■ Required task ■
The records below must be transcribed exactly. Do not include the pictures.
===============
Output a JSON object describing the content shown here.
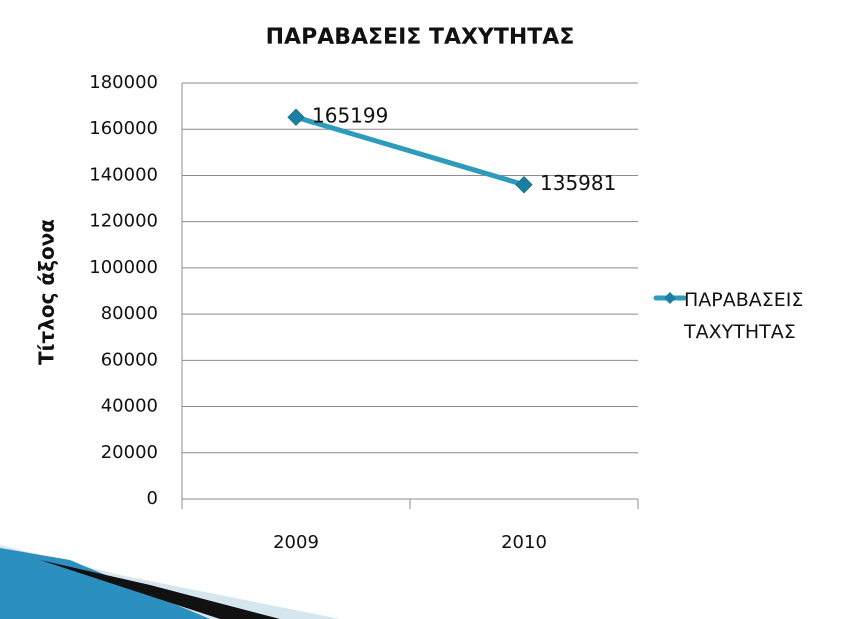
{
  "chart_data": {
    "type": "line",
    "title": "ΠΑΡΑΒΑΣΕΙΣ ΤΑΧΥΤΗΤΑΣ",
    "y_axis_label": "Τίτλος άξονα",
    "categories": [
      "2009",
      "2010"
    ],
    "series": [
      {
        "name": "ΠΑΡΑΒΑΣΕΙΣ ΤΑΧΥΤΗΤΑΣ",
        "color": "#2e9bbd",
        "values": [
          165199,
          135981
        ]
      }
    ],
    "ylim": [
      0,
      180000
    ],
    "yticks": [
      0,
      20000,
      40000,
      60000,
      80000,
      100000,
      120000,
      140000,
      160000,
      180000
    ],
    "grid": true,
    "legend": "right",
    "data_labels": true
  }
}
===============
■ Written solution ■
Output a JSON object describing the content shown here.
{
  "chart_data": {
    "type": "line",
    "title": "ΠΑΡΑΒΑΣΕΙΣ ΤΑΧΥΤΗΤΑΣ",
    "y_axis_label": "Τίτλος άξονα",
    "categories": [
      "2009",
      "2010"
    ],
    "series": [
      {
        "name": "ΠΑΡΑΒΑΣΕΙΣ ΤΑΧΥΤΗΤΑΣ",
        "color": "#2e9bbd",
        "values": [
          165199,
          135981
        ]
      }
    ],
    "ylim": [
      0,
      180000
    ],
    "yticks": [
      0,
      20000,
      40000,
      60000,
      80000,
      100000,
      120000,
      140000,
      160000,
      180000
    ],
    "grid": true,
    "legend": "right",
    "data_labels": true
  }
}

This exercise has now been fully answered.